(Requirement)
Print every entry exactly as written.

(Input material)
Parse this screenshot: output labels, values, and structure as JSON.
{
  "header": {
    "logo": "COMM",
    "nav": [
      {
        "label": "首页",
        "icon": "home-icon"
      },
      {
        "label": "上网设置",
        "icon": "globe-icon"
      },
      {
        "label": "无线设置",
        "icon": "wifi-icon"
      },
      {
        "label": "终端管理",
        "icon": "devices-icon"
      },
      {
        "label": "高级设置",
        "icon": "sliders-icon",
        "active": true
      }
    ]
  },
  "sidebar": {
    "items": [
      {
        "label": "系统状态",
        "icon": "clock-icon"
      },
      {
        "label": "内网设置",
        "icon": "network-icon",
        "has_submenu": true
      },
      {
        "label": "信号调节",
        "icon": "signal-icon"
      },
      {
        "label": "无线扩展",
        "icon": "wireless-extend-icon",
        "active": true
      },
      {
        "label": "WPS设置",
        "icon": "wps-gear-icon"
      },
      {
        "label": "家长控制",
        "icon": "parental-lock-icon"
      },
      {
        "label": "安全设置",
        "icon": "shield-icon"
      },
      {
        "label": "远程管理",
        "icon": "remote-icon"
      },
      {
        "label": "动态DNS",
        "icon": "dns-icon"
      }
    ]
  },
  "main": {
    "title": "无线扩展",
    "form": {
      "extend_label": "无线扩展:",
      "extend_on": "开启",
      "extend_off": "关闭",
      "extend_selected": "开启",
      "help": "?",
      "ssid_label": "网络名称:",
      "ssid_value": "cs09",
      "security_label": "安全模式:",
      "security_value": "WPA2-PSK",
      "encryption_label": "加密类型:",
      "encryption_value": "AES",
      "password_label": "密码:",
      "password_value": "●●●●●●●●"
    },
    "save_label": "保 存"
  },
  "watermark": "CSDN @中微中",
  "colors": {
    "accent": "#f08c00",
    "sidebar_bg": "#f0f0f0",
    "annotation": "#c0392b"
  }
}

(Right answer)
Parse this screenshot: output labels, values, and structure as JSON.
{
  "header": {
    "logo": "COMM",
    "nav": [
      {
        "label": "首页",
        "icon": "home-icon"
      },
      {
        "label": "上网设置",
        "icon": "globe-icon"
      },
      {
        "label": "无线设置",
        "icon": "wifi-icon"
      },
      {
        "label": "终端管理",
        "icon": "devices-icon"
      },
      {
        "label": "高级设置",
        "icon": "sliders-icon",
        "active": true
      }
    ]
  },
  "sidebar": {
    "items": [
      {
        "label": "系统状态",
        "icon": "clock-icon"
      },
      {
        "label": "内网设置",
        "icon": "network-icon",
        "has_submenu": true
      },
      {
        "label": "信号调节",
        "icon": "signal-icon"
      },
      {
        "label": "无线扩展",
        "icon": "wireless-extend-icon",
        "active": true
      },
      {
        "label": "WPS设置",
        "icon": "wps-gear-icon"
      },
      {
        "label": "家长控制",
        "icon": "parental-lock-icon"
      },
      {
        "label": "安全设置",
        "icon": "shield-icon"
      },
      {
        "label": "远程管理",
        "icon": "remote-icon"
      },
      {
        "label": "动态DNS",
        "icon": "dns-icon"
      }
    ]
  },
  "main": {
    "title": "无线扩展",
    "form": {
      "extend_label": "无线扩展:",
      "extend_on": "开启",
      "extend_off": "关闭",
      "extend_selected": "开启",
      "help": "?",
      "ssid_label": "网络名称:",
      "ssid_value": "cs09",
      "security_label": "安全模式:",
      "security_value": "WPA2-PSK",
      "encryption_label": "加密类型:",
      "encryption_value": "AES",
      "password_label": "密码:",
      "password_value": "●●●●●●●●"
    },
    "save_label": "保 存"
  },
  "watermark": "CSDN @中微中",
  "colors": {
    "accent": "#f08c00",
    "sidebar_bg": "#f0f0f0",
    "annotation": "#c0392b"
  }
}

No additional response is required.